== The exercise ==
Without omitting anything, retype the data that follows.

== Dataset content ==

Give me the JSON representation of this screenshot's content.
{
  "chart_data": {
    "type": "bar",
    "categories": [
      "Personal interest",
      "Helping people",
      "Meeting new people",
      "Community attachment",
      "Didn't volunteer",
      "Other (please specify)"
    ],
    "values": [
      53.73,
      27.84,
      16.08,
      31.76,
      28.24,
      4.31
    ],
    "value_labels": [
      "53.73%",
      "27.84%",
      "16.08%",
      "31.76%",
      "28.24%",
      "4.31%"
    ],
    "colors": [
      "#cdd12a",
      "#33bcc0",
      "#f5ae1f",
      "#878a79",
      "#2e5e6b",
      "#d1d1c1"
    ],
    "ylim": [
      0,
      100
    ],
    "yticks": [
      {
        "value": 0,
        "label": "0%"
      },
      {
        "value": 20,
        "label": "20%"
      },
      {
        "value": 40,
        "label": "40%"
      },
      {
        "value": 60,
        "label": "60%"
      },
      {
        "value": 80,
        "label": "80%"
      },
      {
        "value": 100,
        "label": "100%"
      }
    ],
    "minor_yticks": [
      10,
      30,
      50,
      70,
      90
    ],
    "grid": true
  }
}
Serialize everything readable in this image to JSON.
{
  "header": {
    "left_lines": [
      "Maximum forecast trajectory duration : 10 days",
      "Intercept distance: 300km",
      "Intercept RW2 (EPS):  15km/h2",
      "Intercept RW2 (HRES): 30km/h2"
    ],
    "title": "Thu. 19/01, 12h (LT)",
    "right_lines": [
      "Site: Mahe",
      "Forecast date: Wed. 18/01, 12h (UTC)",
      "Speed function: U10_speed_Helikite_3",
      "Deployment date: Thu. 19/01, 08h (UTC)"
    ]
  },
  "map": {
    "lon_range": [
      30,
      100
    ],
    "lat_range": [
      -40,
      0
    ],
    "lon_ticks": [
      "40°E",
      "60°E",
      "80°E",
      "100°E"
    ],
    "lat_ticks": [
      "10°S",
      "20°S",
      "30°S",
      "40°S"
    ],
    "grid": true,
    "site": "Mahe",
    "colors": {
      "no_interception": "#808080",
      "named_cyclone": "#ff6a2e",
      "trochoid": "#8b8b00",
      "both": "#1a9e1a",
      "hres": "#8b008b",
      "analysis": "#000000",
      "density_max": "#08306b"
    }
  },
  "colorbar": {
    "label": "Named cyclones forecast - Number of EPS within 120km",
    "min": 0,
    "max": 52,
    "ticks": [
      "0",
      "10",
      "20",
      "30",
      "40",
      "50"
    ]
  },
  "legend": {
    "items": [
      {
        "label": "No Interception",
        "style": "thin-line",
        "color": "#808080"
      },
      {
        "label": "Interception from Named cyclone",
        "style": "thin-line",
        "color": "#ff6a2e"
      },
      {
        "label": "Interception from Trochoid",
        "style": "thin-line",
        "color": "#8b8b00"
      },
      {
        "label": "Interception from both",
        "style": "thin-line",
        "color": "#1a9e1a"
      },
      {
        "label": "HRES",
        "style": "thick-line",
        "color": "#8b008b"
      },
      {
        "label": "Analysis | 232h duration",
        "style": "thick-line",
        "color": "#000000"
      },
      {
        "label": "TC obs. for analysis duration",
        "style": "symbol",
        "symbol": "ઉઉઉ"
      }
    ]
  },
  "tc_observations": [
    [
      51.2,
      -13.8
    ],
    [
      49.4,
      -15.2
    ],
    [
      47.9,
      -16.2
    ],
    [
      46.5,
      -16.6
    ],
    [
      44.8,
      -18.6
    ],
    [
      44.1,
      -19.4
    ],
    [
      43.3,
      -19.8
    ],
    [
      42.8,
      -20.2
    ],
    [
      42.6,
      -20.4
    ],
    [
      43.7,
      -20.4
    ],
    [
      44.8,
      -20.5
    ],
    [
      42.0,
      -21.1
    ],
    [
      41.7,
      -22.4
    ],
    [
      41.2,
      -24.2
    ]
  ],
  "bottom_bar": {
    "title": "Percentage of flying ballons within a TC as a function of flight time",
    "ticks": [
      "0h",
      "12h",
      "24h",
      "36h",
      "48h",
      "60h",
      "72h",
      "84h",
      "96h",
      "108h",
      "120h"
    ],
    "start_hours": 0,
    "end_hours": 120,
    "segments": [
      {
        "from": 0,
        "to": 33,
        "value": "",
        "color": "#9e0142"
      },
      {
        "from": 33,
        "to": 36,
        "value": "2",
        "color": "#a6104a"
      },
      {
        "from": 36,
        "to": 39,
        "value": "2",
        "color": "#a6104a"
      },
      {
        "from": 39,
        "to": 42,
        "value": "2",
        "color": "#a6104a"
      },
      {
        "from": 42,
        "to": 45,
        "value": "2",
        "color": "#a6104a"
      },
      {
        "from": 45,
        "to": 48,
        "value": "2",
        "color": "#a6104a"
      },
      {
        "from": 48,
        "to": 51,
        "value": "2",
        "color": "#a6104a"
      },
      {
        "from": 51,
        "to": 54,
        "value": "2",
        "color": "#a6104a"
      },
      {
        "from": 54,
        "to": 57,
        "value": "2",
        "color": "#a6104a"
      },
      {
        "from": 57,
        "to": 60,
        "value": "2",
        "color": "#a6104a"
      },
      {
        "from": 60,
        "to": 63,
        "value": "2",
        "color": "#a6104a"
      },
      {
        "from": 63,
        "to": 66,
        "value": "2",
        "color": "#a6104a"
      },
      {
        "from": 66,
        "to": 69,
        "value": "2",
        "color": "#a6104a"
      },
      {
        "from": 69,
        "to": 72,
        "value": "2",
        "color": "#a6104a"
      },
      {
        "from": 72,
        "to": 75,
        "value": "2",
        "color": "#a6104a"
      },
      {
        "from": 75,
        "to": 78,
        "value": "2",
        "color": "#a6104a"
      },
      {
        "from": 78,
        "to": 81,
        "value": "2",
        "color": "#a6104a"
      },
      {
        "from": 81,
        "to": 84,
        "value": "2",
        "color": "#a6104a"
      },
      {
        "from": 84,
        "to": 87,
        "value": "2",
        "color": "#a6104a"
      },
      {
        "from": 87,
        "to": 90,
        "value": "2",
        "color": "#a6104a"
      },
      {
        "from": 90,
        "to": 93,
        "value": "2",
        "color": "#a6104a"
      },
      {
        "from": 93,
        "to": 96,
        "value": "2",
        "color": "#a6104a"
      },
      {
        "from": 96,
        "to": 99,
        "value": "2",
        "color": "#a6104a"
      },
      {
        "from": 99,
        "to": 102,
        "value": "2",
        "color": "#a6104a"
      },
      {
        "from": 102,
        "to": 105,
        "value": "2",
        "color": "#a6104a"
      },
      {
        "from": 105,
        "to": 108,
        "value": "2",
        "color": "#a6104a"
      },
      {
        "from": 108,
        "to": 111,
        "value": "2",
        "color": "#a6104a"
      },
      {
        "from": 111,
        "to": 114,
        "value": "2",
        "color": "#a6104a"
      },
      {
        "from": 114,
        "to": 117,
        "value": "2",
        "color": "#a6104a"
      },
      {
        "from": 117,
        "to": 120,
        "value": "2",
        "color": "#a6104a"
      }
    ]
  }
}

== In response ==
Give me the JSON representation of this screenshot's content.
{
  "chart_data": {
    "type": "bar",
    "categories": [
      "Personal interest",
      "Helping people",
      "Meeting new people",
      "Community attachment",
      "Didn't volunteer",
      "Other (please specify)"
    ],
    "values": [
      53.73,
      27.84,
      16.08,
      31.76,
      28.24,
      4.31
    ],
    "value_labels": [
      "53.73%",
      "27.84%",
      "16.08%",
      "31.76%",
      "28.24%",
      "4.31%"
    ],
    "colors": [
      "#cdd12a",
      "#33bcc0",
      "#f5ae1f",
      "#878a79",
      "#2e5e6b",
      "#d1d1c1"
    ],
    "ylim": [
      0,
      100
    ],
    "yticks": [
      {
        "value": 0,
        "label": "0%"
      },
      {
        "value": 20,
        "label": "20%"
      },
      {
        "value": 40,
        "label": "40%"
      },
      {
        "value": 60,
        "label": "60%"
      },
      {
        "value": 80,
        "label": "80%"
      },
      {
        "value": 100,
        "label": "100%"
      }
    ],
    "minor_yticks": [
      10,
      30,
      50,
      70,
      90
    ],
    "grid": true
  }
}
Serialize everything readable in this image to JSON.
{
  "header": {
    "left_lines": [
      "Maximum forecast trajectory duration : 10 days",
      "Intercept distance: 300km",
      "Intercept RW2 (EPS):  15km/h2",
      "Intercept RW2 (HRES): 30km/h2"
    ],
    "title": "Thu. 19/01, 12h (LT)",
    "right_lines": [
      "Site: Mahe",
      "Forecast date: Wed. 18/01, 12h (UTC)",
      "Speed function: U10_speed_Helikite_3",
      "Deployment date: Thu. 19/01, 08h (UTC)"
    ]
  },
  "map": {
    "lon_range": [
      30,
      100
    ],
    "lat_range": [
      -40,
      0
    ],
    "lon_ticks": [
      "40°E",
      "60°E",
      "80°E",
      "100°E"
    ],
    "lat_ticks": [
      "10°S",
      "20°S",
      "30°S",
      "40°S"
    ],
    "grid": true,
    "site": "Mahe",
    "colors": {
      "no_interception": "#808080",
      "named_cyclone": "#ff6a2e",
      "trochoid": "#8b8b00",
      "both": "#1a9e1a",
      "hres": "#8b008b",
      "analysis": "#000000",
      "density_max": "#08306b"
    }
  },
  "colorbar": {
    "label": "Named cyclones forecast - Number of EPS within 120km",
    "min": 0,
    "max": 52,
    "ticks": [
      "0",
      "10",
      "20",
      "30",
      "40",
      "50"
    ]
  },
  "legend": {
    "items": [
      {
        "label": "No Interception",
        "style": "thin-line",
        "color": "#808080"
      },
      {
        "label": "Interception from Named cyclone",
        "style": "thin-line",
        "color": "#ff6a2e"
      },
      {
        "label": "Interception from Trochoid",
        "style": "thin-line",
        "color": "#8b8b00"
      },
      {
        "label": "Interception from both",
        "style": "thin-line",
        "color": "#1a9e1a"
      },
      {
        "label": "HRES",
        "style": "thick-line",
        "color": "#8b008b"
      },
      {
        "label": "Analysis | 232h duration",
        "style": "thick-line",
        "color": "#000000"
      },
      {
        "label": "TC obs. for analysis duration",
        "style": "symbol",
        "symbol": "ઉઉઉ"
      }
    ]
  },
  "tc_observations": [
    [
      51.2,
      -13.8
    ],
    [
      49.4,
      -15.2
    ],
    [
      47.9,
      -16.2
    ],
    [
      46.5,
      -16.6
    ],
    [
      44.8,
      -18.6
    ],
    [
      44.1,
      -19.4
    ],
    [
      43.3,
      -19.8
    ],
    [
      42.8,
      -20.2
    ],
    [
      42.6,
      -20.4
    ],
    [
      43.7,
      -20.4
    ],
    [
      44.8,
      -20.5
    ],
    [
      42.0,
      -21.1
    ],
    [
      41.7,
      -22.4
    ],
    [
      41.2,
      -24.2
    ]
  ],
  "bottom_bar": {
    "title": "Percentage of flying ballons within a TC as a function of flight time",
    "ticks": [
      "0h",
      "12h",
      "24h",
      "36h",
      "48h",
      "60h",
      "72h",
      "84h",
      "96h",
      "108h",
      "120h"
    ],
    "start_hours": 0,
    "end_hours": 120,
    "segments": [
      {
        "from": 0,
        "to": 33,
        "value": "",
        "color": "#9e0142"
      },
      {
        "from": 33,
        "to": 36,
        "value": "2",
        "color": "#a6104a"
      },
      {
        "from": 36,
        "to": 39,
        "value": "2",
        "color": "#a6104a"
      },
      {
        "from": 39,
        "to": 42,
        "value": "2",
        "color": "#a6104a"
      },
      {
        "from": 42,
        "to": 45,
        "value": "2",
        "color": "#a6104a"
      },
      {
        "from": 45,
        "to": 48,
        "value": "2",
        "color": "#a6104a"
      },
      {
        "from": 48,
        "to": 51,
        "value": "2",
        "color": "#a6104a"
      },
      {
        "from": 51,
        "to": 54,
        "value": "2",
        "color": "#a6104a"
      },
      {
        "from": 54,
        "to": 57,
        "value": "2",
        "color": "#a6104a"
      },
      {
        "from": 57,
        "to": 60,
        "value": "2",
        "color": "#a6104a"
      },
      {
        "from": 60,
        "to": 63,
        "value": "2",
        "color": "#a6104a"
      },
      {
        "from": 63,
        "to": 66,
        "value": "2",
        "color": "#a6104a"
      },
      {
        "from": 66,
        "to": 69,
        "value": "2",
        "color": "#a6104a"
      },
      {
        "from": 69,
        "to": 72,
        "value": "2",
        "color": "#a6104a"
      },
      {
        "from": 72,
        "to": 75,
        "value": "2",
        "color": "#a6104a"
      },
      {
        "from": 75,
        "to": 78,
        "value": "2",
        "color": "#a6104a"
      },
      {
        "from": 78,
        "to": 81,
        "value": "2",
        "color": "#a6104a"
      },
      {
        "from": 81,
        "to": 84,
        "value": "2",
        "color": "#a6104a"
      },
      {
        "from": 84,
        "to": 87,
        "value": "2",
        "color": "#a6104a"
      },
      {
        "from": 87,
        "to": 90,
        "value": "2",
        "color": "#a6104a"
      },
      {
        "from": 90,
        "to": 93,
        "value": "2",
        "color": "#a6104a"
      },
      {
        "from": 93,
        "to": 96,
        "value": "2",
        "color": "#a6104a"
      },
      {
        "from": 96,
        "to": 99,
        "value": "2",
        "color": "#a6104a"
      },
      {
        "from": 99,
        "to": 102,
        "value": "2",
        "color": "#a6104a"
      },
      {
        "from": 102,
        "to": 105,
        "value": "2",
        "color": "#a6104a"
      },
      {
        "from": 105,
        "to": 108,
        "value": "2",
        "color": "#a6104a"
      },
      {
        "from": 108,
        "to": 111,
        "value": "2",
        "color": "#a6104a"
      },
      {
        "from": 111,
        "to": 114,
        "value": "2",
        "color": "#a6104a"
      },
      {
        "from": 114,
        "to": 117,
        "value": "2",
        "color": "#a6104a"
      },
      {
        "from": 117,
        "to": 120,
        "value": "2",
        "color": "#a6104a"
      }
    ]
  }
}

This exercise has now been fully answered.